=== Input data ===
____
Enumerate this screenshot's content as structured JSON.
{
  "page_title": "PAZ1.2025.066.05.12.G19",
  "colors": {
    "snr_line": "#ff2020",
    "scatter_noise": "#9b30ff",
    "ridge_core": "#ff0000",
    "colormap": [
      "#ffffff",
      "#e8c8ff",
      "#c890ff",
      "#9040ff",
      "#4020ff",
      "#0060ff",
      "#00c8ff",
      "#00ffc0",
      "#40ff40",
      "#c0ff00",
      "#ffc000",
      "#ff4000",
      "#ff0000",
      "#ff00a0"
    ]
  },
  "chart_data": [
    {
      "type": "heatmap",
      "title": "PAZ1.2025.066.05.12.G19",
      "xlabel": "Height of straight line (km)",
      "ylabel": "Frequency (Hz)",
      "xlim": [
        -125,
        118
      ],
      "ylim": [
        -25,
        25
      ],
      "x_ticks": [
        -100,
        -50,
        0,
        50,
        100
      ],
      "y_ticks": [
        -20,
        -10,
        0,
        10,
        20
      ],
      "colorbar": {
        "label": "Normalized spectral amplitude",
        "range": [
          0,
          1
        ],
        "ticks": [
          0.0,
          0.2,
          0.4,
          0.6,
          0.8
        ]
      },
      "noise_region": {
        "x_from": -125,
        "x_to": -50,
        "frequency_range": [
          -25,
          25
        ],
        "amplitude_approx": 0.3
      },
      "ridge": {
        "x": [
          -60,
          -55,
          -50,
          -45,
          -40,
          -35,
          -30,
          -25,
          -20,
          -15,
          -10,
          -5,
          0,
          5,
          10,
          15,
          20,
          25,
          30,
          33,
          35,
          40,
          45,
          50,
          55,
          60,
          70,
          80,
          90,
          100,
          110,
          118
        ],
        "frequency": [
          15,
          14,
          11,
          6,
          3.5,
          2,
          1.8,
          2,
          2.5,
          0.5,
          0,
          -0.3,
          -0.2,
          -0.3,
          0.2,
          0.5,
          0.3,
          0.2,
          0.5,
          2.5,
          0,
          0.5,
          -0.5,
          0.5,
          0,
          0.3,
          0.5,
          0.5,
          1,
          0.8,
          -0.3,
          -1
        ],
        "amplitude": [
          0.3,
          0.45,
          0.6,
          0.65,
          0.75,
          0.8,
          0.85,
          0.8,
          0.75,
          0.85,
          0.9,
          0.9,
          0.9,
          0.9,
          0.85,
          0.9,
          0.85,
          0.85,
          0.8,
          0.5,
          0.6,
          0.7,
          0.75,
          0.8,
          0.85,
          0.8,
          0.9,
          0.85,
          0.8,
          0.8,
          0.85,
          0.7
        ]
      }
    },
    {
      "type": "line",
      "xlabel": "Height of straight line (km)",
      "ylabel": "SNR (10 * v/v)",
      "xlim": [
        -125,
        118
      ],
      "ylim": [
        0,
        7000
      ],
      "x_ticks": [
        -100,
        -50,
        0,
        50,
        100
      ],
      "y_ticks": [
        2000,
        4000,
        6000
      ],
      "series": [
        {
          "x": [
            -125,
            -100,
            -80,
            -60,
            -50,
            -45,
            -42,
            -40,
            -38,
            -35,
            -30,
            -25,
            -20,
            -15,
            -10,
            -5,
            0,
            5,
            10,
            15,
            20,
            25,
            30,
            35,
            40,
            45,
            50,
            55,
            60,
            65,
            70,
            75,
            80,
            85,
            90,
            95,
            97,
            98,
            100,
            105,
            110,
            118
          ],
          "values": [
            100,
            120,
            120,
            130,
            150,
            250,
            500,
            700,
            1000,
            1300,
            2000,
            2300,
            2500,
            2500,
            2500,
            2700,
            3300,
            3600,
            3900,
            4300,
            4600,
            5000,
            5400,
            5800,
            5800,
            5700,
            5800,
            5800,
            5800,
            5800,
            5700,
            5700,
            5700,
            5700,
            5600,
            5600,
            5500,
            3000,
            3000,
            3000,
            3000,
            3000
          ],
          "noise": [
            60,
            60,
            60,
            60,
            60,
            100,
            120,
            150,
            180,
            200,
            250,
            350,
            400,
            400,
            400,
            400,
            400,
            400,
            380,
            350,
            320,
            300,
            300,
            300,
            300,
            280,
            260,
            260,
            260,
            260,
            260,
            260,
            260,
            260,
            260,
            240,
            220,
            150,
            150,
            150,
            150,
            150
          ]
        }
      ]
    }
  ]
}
____
=== Given exercise ===
Above are some records; extract every one of them exactly.

=== Output below ===
Enumerate this screenshot's content as structured JSON.
{
  "page_title": "PAZ1.2025.066.05.12.G19",
  "colors": {
    "snr_line": "#ff2020",
    "scatter_noise": "#9b30ff",
    "ridge_core": "#ff0000",
    "colormap": [
      "#ffffff",
      "#e8c8ff",
      "#c890ff",
      "#9040ff",
      "#4020ff",
      "#0060ff",
      "#00c8ff",
      "#00ffc0",
      "#40ff40",
      "#c0ff00",
      "#ffc000",
      "#ff4000",
      "#ff0000",
      "#ff00a0"
    ]
  },
  "chart_data": [
    {
      "type": "heatmap",
      "title": "PAZ1.2025.066.05.12.G19",
      "xlabel": "Height of straight line (km)",
      "ylabel": "Frequency (Hz)",
      "xlim": [
        -125,
        118
      ],
      "ylim": [
        -25,
        25
      ],
      "x_ticks": [
        -100,
        -50,
        0,
        50,
        100
      ],
      "y_ticks": [
        -20,
        -10,
        0,
        10,
        20
      ],
      "colorbar": {
        "label": "Normalized spectral amplitude",
        "range": [
          0,
          1
        ],
        "ticks": [
          0.0,
          0.2,
          0.4,
          0.6,
          0.8
        ]
      },
      "noise_region": {
        "x_from": -125,
        "x_to": -50,
        "frequency_range": [
          -25,
          25
        ],
        "amplitude_approx": 0.3
      },
      "ridge": {
        "x": [
          -60,
          -55,
          -50,
          -45,
          -40,
          -35,
          -30,
          -25,
          -20,
          -15,
          -10,
          -5,
          0,
          5,
          10,
          15,
          20,
          25,
          30,
          33,
          35,
          40,
          45,
          50,
          55,
          60,
          70,
          80,
          90,
          100,
          110,
          118
        ],
        "frequency": [
          15,
          14,
          11,
          6,
          3.5,
          2,
          1.8,
          2,
          2.5,
          0.5,
          0,
          -0.3,
          -0.2,
          -0.3,
          0.2,
          0.5,
          0.3,
          0.2,
          0.5,
          2.5,
          0,
          0.5,
          -0.5,
          0.5,
          0,
          0.3,
          0.5,
          0.5,
          1,
          0.8,
          -0.3,
          -1
        ],
        "amplitude": [
          0.3,
          0.45,
          0.6,
          0.65,
          0.75,
          0.8,
          0.85,
          0.8,
          0.75,
          0.85,
          0.9,
          0.9,
          0.9,
          0.9,
          0.85,
          0.9,
          0.85,
          0.85,
          0.8,
          0.5,
          0.6,
          0.7,
          0.75,
          0.8,
          0.85,
          0.8,
          0.9,
          0.85,
          0.8,
          0.8,
          0.85,
          0.7
        ]
      }
    },
    {
      "type": "line",
      "xlabel": "Height of straight line (km)",
      "ylabel": "SNR (10 * v/v)",
      "xlim": [
        -125,
        118
      ],
      "ylim": [
        0,
        7000
      ],
      "x_ticks": [
        -100,
        -50,
        0,
        50,
        100
      ],
      "y_ticks": [
        2000,
        4000,
        6000
      ],
      "series": [
        {
          "x": [
            -125,
            -100,
            -80,
            -60,
            -50,
            -45,
            -42,
            -40,
            -38,
            -35,
            -30,
            -25,
            -20,
            -15,
            -10,
            -5,
            0,
            5,
            10,
            15,
            20,
            25,
            30,
            35,
            40,
            45,
            50,
            55,
            60,
            65,
            70,
            75,
            80,
            85,
            90,
            95,
            97,
            98,
            100,
            105,
            110,
            118
          ],
          "values": [
            100,
            120,
            120,
            130,
            150,
            250,
            500,
            700,
            1000,
            1300,
            2000,
            2300,
            2500,
            2500,
            2500,
            2700,
            3300,
            3600,
            3900,
            4300,
            4600,
            5000,
            5400,
            5800,
            5800,
            5700,
            5800,
            5800,
            5800,
            5800,
            5700,
            5700,
            5700,
            5700,
            5600,
            5600,
            5500,
            3000,
            3000,
            3000,
            3000,
            3000
          ],
          "noise": [
            60,
            60,
            60,
            60,
            60,
            100,
            120,
            150,
            180,
            200,
            250,
            350,
            400,
            400,
            400,
            400,
            400,
            400,
            380,
            350,
            320,
            300,
            300,
            300,
            300,
            280,
            260,
            260,
            260,
            260,
            260,
            260,
            260,
            260,
            260,
            240,
            220,
            150,
            150,
            150,
            150,
            150
          ]
        }
      ]
    }
  ]
}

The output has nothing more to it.